>> begin

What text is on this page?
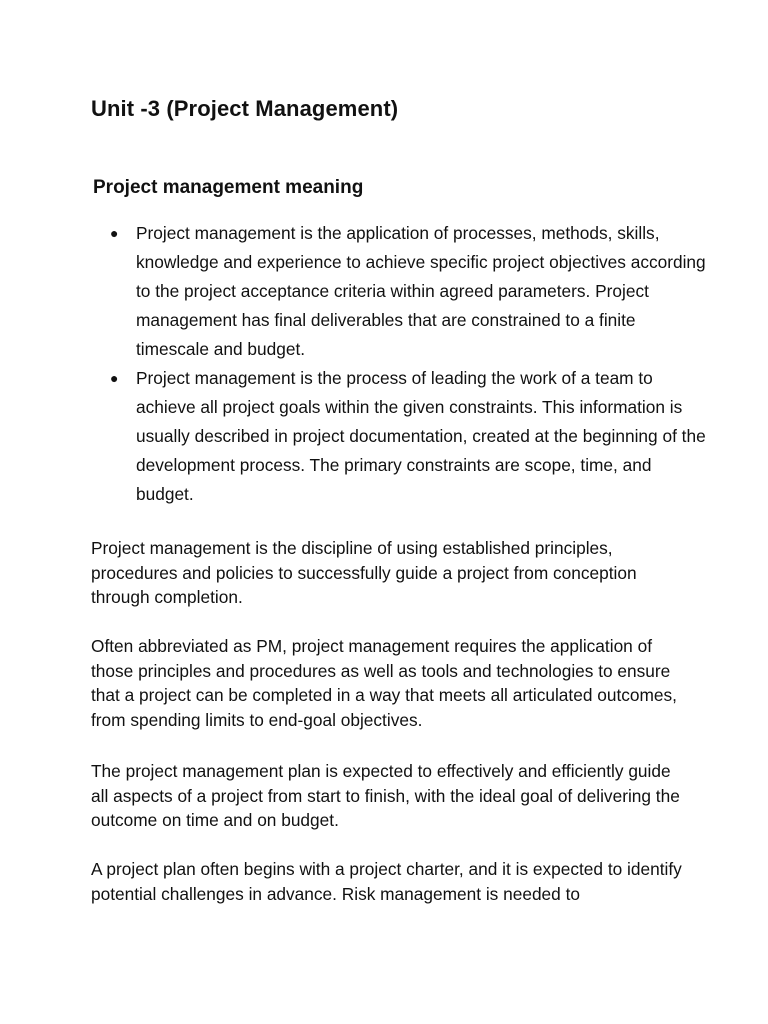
Unit -3 (Project Management)
Project management meaning
● Project management is the application of processes, methods, skills, knowledge and experience to achieve specific project objectives according to the project acceptance criteria within agreed parameters. Project management has final deliverables that are constrained to a finite timescale and budget.
● Project management is the process of leading the work of a team to achieve all project goals within the given constraints. This information is usually described in project documentation, created at the beginning of the development process. The primary constraints are scope, time, and budget.

Project management is the discipline of using established principles, procedures and policies to successfully guide a project from conception through completion.

Often abbreviated as PM, project management requires the application of those principles and procedures as well as tools and technologies to ensure that a project can be completed in a way that meets all articulated outcomes, from spending limits to end-goal objectives.

The project management plan is expected to effectively and efficiently guide all aspects of a project from start to finish, with the ideal goal of delivering the outcome on time and on budget.

A project plan often begins with a project charter, and it is expected to identify potential challenges in advance. Risk management is needed to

>> end

Leave out the pictures and give the listing above again exactly.

What text is on this page?
Unit -3 (Project Management)
Project management meaning
● Project management is the application of processes, methods, skills, knowledge and experience to achieve specific project objectives according to the project acceptance criteria within agreed parameters. Project management has final deliverables that are constrained to a finite timescale and budget.
● Project management is the process of leading the work of a team to achieve all project goals within the given constraints. This information is usually described in project documentation, created at the beginning of the development process. The primary constraints are scope, time, and budget.

Project management is the discipline of using established principles, procedures and policies to successfully guide a project from conception through completion.

Often abbreviated as PM, project management requires the application of those principles and procedures as well as tools and technologies to ensure that a project can be completed in a way that meets all articulated outcomes, from spending limits to end-goal objectives.

The project management plan is expected to effectively and efficiently guide all aspects of a project from start to finish, with the ideal goal of delivering the outcome on time and on budget.

A project plan often begins with a project charter, and it is expected to identify potential challenges in advance. Risk management is needed to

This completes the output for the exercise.